=== Supplied material ===

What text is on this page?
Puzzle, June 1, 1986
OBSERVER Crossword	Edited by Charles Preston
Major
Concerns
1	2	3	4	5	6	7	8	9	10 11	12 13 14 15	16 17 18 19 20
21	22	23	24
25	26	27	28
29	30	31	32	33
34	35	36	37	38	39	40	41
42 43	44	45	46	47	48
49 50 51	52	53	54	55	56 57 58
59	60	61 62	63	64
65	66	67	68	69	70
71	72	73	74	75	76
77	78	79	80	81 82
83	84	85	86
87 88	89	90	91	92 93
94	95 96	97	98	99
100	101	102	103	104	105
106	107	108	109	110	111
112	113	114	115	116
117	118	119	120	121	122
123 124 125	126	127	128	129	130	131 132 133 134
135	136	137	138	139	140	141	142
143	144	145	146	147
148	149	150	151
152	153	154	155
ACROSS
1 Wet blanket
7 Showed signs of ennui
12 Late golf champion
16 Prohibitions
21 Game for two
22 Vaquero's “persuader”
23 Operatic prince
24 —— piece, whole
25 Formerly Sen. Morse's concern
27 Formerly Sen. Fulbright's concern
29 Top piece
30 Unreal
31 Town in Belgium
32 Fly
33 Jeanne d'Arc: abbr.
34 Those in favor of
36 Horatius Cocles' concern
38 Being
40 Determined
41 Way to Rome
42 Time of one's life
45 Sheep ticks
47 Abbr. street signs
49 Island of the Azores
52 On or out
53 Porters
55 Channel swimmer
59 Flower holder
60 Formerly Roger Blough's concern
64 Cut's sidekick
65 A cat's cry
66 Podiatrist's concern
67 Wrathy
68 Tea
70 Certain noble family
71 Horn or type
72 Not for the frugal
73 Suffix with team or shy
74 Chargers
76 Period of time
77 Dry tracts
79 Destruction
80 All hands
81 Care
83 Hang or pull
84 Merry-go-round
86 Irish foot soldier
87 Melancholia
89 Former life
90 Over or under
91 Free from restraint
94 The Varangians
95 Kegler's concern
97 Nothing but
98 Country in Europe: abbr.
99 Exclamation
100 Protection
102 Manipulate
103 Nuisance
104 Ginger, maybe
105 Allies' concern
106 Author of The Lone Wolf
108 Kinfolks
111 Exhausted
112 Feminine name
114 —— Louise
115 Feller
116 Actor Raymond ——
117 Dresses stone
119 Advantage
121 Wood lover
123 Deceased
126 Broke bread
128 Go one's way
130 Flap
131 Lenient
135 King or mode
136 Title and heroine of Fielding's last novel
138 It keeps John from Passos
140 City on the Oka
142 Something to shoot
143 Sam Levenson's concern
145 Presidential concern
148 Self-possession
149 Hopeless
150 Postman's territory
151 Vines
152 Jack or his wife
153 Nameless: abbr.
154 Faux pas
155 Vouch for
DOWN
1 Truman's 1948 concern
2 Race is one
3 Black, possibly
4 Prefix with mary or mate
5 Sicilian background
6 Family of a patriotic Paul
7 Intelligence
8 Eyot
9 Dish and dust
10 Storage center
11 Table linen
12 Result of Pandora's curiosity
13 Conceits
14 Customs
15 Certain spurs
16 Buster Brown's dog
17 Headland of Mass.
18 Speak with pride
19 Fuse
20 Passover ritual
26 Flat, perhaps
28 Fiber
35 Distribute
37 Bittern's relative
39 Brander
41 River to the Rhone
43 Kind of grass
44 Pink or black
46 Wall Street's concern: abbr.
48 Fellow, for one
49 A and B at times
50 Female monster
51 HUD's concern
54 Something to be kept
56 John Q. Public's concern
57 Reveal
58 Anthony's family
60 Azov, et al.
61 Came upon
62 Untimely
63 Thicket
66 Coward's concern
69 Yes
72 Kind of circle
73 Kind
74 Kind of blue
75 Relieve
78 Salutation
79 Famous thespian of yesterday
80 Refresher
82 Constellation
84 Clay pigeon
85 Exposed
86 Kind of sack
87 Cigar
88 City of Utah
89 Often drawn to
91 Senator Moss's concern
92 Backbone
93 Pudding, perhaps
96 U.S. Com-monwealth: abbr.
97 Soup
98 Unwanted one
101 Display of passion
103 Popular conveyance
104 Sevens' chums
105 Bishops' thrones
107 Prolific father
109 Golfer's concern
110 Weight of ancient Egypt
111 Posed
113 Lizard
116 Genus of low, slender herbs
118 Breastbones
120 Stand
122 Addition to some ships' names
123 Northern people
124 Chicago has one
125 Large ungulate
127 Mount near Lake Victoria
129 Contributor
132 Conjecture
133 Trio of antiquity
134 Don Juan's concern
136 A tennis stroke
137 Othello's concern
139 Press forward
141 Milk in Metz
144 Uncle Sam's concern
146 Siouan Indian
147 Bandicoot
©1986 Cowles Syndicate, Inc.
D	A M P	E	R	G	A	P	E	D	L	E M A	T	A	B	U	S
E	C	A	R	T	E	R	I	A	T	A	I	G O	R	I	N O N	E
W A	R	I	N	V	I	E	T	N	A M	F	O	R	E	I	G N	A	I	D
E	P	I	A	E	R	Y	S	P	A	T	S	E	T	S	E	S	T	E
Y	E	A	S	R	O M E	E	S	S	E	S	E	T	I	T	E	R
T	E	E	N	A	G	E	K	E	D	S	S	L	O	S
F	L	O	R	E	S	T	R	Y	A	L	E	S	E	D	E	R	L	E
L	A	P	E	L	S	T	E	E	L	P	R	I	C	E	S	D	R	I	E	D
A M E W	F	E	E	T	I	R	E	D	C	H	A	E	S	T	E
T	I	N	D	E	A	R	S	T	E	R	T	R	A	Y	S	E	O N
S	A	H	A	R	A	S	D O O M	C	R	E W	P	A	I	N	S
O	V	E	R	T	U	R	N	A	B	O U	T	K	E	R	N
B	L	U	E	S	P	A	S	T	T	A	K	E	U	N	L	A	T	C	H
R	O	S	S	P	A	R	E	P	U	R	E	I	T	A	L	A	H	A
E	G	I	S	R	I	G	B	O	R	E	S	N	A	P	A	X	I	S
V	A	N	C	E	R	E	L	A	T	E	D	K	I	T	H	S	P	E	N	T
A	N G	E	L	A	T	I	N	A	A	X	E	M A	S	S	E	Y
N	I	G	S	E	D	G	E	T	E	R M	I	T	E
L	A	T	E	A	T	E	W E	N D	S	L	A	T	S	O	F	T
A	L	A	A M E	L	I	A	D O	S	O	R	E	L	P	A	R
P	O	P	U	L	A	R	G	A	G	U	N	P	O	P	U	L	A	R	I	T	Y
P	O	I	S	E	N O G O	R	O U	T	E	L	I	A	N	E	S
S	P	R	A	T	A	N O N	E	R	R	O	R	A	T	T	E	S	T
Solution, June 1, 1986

===

### Task objective
Your task is to repeat every line exactly.

### In response
What text is on this page?
Puzzle, June 1, 1986
OBSERVER Crossword	Edited by Charles Preston
Major
Concerns
1	2	3	4	5	6	7	8	9	10 11	12 13 14 15	16 17 18 19 20
21	22	23	24
25	26	27	28
29	30	31	32	33
34	35	36	37	38	39	40	41
42 43	44	45	46	47	48
49 50 51	52	53	54	55	56 57 58
59	60	61 62	63	64
65	66	67	68	69	70
71	72	73	74	75	76
77	78	79	80	81 82
83	84	85	86
87 88	89	90	91	92 93
94	95 96	97	98	99
100	101	102	103	104	105
106	107	108	109	110	111
112	113	114	115	116
117	118	119	120	121	122
123 124 125	126	127	128	129	130	131 132 133 134
135	136	137	138	139	140	141	142
143	144	145	146	147
148	149	150	151
152	153	154	155
ACROSS
1 Wet blanket
7 Showed signs of ennui
12 Late golf champion
16 Prohibitions
21 Game for two
22 Vaquero's “persuader”
23 Operatic prince
24 —— piece, whole
25 Formerly Sen. Morse's concern
27 Formerly Sen. Fulbright's concern
29 Top piece
30 Unreal
31 Town in Belgium
32 Fly
33 Jeanne d'Arc: abbr.
34 Those in favor of
36 Horatius Cocles' concern
38 Being
40 Determined
41 Way to Rome
42 Time of one's life
45 Sheep ticks
47 Abbr. street signs
49 Island of the Azores
52 On or out
53 Porters
55 Channel swimmer
59 Flower holder
60 Formerly Roger Blough's concern
64 Cut's sidekick
65 A cat's cry
66 Podiatrist's concern
67 Wrathy
68 Tea
70 Certain noble family
71 Horn or type
72 Not for the frugal
73 Suffix with team or shy
74 Chargers
76 Period of time
77 Dry tracts
79 Destruction
80 All hands
81 Care
83 Hang or pull
84 Merry-go-round
86 Irish foot soldier
87 Melancholia
89 Former life
90 Over or under
91 Free from restraint
94 The Varangians
95 Kegler's concern
97 Nothing but
98 Country in Europe: abbr.
99 Exclamation
100 Protection
102 Manipulate
103 Nuisance
104 Ginger, maybe
105 Allies' concern
106 Author of The Lone Wolf
108 Kinfolks
111 Exhausted
112 Feminine name
114 —— Louise
115 Feller
116 Actor Raymond ——
117 Dresses stone
119 Advantage
121 Wood lover
123 Deceased
126 Broke bread
128 Go one's way
130 Flap
131 Lenient
135 King or mode
136 Title and heroine of Fielding's last novel
138 It keeps John from Passos
140 City on the Oka
142 Something to shoot
143 Sam Levenson's concern
145 Presidential concern
148 Self-possession
149 Hopeless
150 Postman's territory
151 Vines
152 Jack or his wife
153 Nameless: abbr.
154 Faux pas
155 Vouch for
DOWN
1 Truman's 1948 concern
2 Race is one
3 Black, possibly
4 Prefix with mary or mate
5 Sicilian background
6 Family of a patriotic Paul
7 Intelligence
8 Eyot
9 Dish and dust
10 Storage center
11 Table linen
12 Result of Pandora's curiosity
13 Conceits
14 Customs
15 Certain spurs
16 Buster Brown's dog
17 Headland of Mass.
18 Speak with pride
19 Fuse
20 Passover ritual
26 Flat, perhaps
28 Fiber
35 Distribute
37 Bittern's relative
39 Brander
41 River to the Rhone
43 Kind of grass
44 Pink or black
46 Wall Street's concern: abbr.
48 Fellow, for one
49 A and B at times
50 Female monster
51 HUD's concern
54 Something to be kept
56 John Q. Public's concern
57 Reveal
58 Anthony's family
60 Azov, et al.
61 Came upon
62 Untimely
63 Thicket
66 Coward's concern
69 Yes
72 Kind of circle
73 Kind
74 Kind of blue
75 Relieve
78 Salutation
79 Famous thespian of yesterday
80 Refresher
82 Constellation
84 Clay pigeon
85 Exposed
86 Kind of sack
87 Cigar
88 City of Utah
89 Often drawn to
91 Senator Moss's concern
92 Backbone
93 Pudding, perhaps
96 U.S. Com-monwealth: abbr.
97 Soup
98 Unwanted one
101 Display of passion
103 Popular conveyance
104 Sevens' chums
105 Bishops' thrones
107 Prolific father
109 Golfer's concern
110 Weight of ancient Egypt
111 Posed
113 Lizard
116 Genus of low, slender herbs
118 Breastbones
120 Stand
122 Addition to some ships' names
123 Northern people
124 Chicago has one
125 Large ungulate
127 Mount near Lake Victoria
129 Contributor
132 Conjecture
133 Trio of antiquity
134 Don Juan's concern
136 A tennis stroke
137 Othello's concern
139 Press forward
141 Milk in Metz
144 Uncle Sam's concern
146 Siouan Indian
147 Bandicoot
©1986 Cowles Syndicate, Inc.
D	A M P	E	R	G	A	P	E	D	L	E M A	T	A	B	U	S
E	C	A	R	T	E	R	I	A	T	A	I	G O	R	I	N O N	E
W A	R	I	N	V	I	E	T	N	A M	F	O	R	E	I	G N	A	I	D
E	P	I	A	E	R	Y	S	P	A	T	S	E	T	S	E	S	T	E
Y	E	A	S	R	O M E	E	S	S	E	S	E	T	I	T	E	R
T	E	E	N	A	G	E	K	E	D	S	S	L	O	S
F	L	O	R	E	S	T	R	Y	A	L	E	S	E	D	E	R	L	E
L	A	P	E	L	S	T	E	E	L	P	R	I	C	E	S	D	R	I	E	D
A M E W	F	E	E	T	I	R	E	D	C	H	A	E	S	T	E
T	I	N	D	E	A	R	S	T	E	R	T	R	A	Y	S	E	O N
S	A	H	A	R	A	S	D O O M	C	R	E W	P	A	I	N	S
O	V	E	R	T	U	R	N	A	B	O U	T	K	E	R	N
B	L	U	E	S	P	A	S	T	T	A	K	E	U	N	L	A	T	C	H
R	O	S	S	P	A	R	E	P	U	R	E	I	T	A	L	A	H	A
E	G	I	S	R	I	G	B	O	R	E	S	N	A	P	A	X	I	S
V	A	N	C	E	R	E	L	A	T	E	D	K	I	T	H	S	P	E	N	T
A	N G	E	L	A	T	I	N	A	A	X	E	M A	S	S	E	Y
N	I	G	S	E	D	G	E	T	E	R M	I	T	E
L	A	T	E	A	T	E	W E	N D	S	L	A	T	S	O	F	T
A	L	A	A M E	L	I	A	D O	S	O	R	E	L	P	A	R
P	O	P	U	L	A	R	G	A	G	U	N	P	O	P	U	L	A	R	I	T	Y
P	O	I	S	E	N O G O	R	O U	T	E	L	I	A	N	E	S
S	P	R	A	T	A	N O N	E	R	R	O	R	A	T	T	E	S	T
Solution, June 1, 1986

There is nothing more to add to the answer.